#### STATED PROBLEM
Word for word, quote all of the material, omitting the pictures.

#### RECORDS FOR PROCESSING

-------

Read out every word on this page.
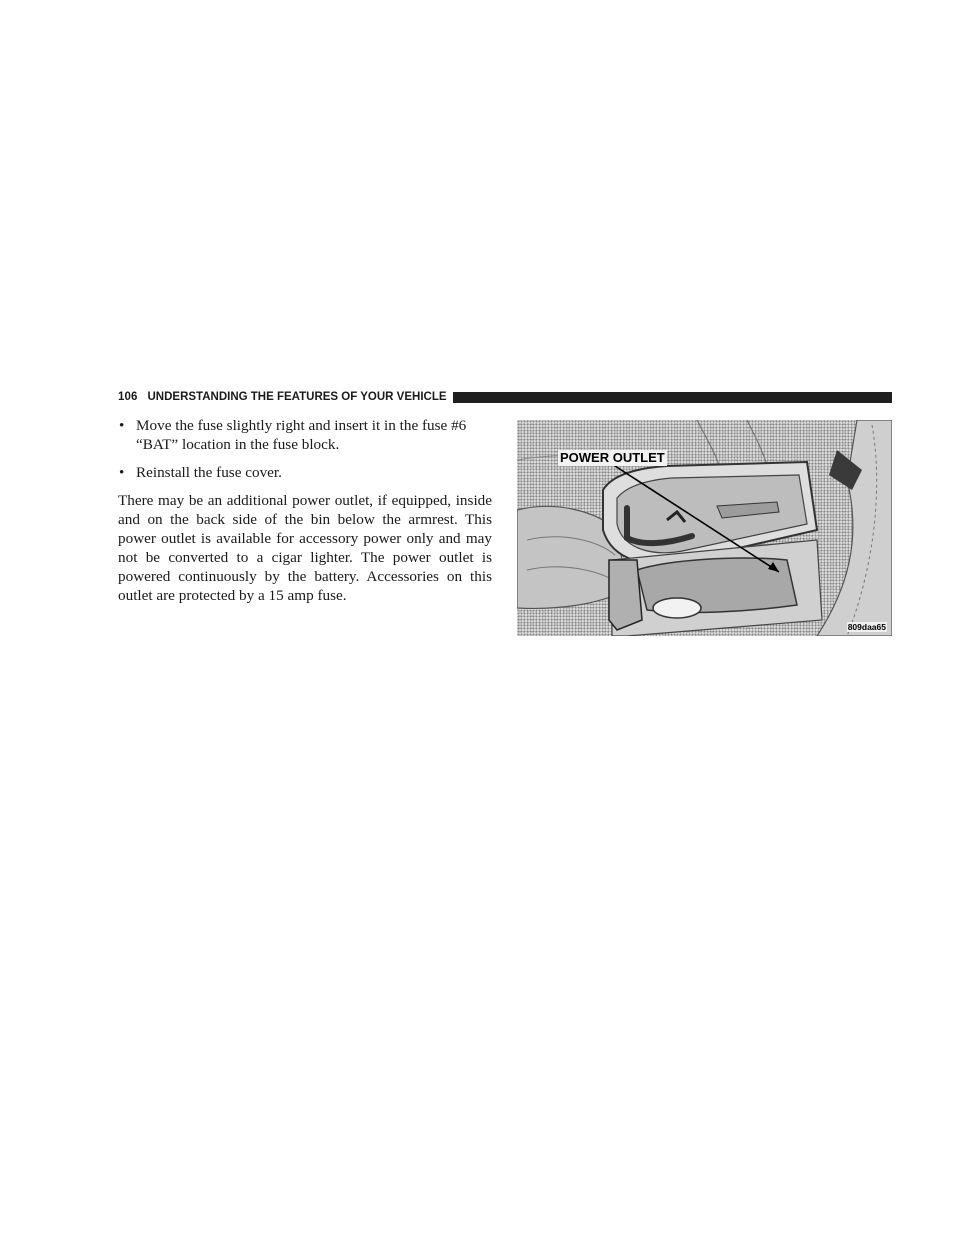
106 UNDERSTANDING THE FEATURES OF YOUR VEHICLE
• Move the fuse slightly right and insert it in the fuse #6 “BAT” location in the fuse block.
• Reinstall the fuse cover.

There may be an additional power outlet, if equipped, inside and on the back side of the bin below the armrest. This power outlet is available for accessory power only and may not be converted to a cigar lighter. The power outlet is powered continuously by the battery. Accessories on this outlet are protected by a 15 amp fuse.

POWER OUTLET
809daa65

-------

#### RESPONSE TO THE TASK
Read out every word on this page.
106 UNDERSTANDING THE FEATURES OF YOUR VEHICLE
• Move the fuse slightly right and insert it in the fuse #6 “BAT” location in the fuse block.
• Reinstall the fuse cover.

There may be an additional power outlet, if equipped, inside and on the back side of the bin below the armrest. This power outlet is available for accessory power only and may not be converted to a cigar lighter. The power outlet is powered continuously by the battery. Accessories on this outlet are protected by a 15 amp fuse.

POWER OUTLET
809daa65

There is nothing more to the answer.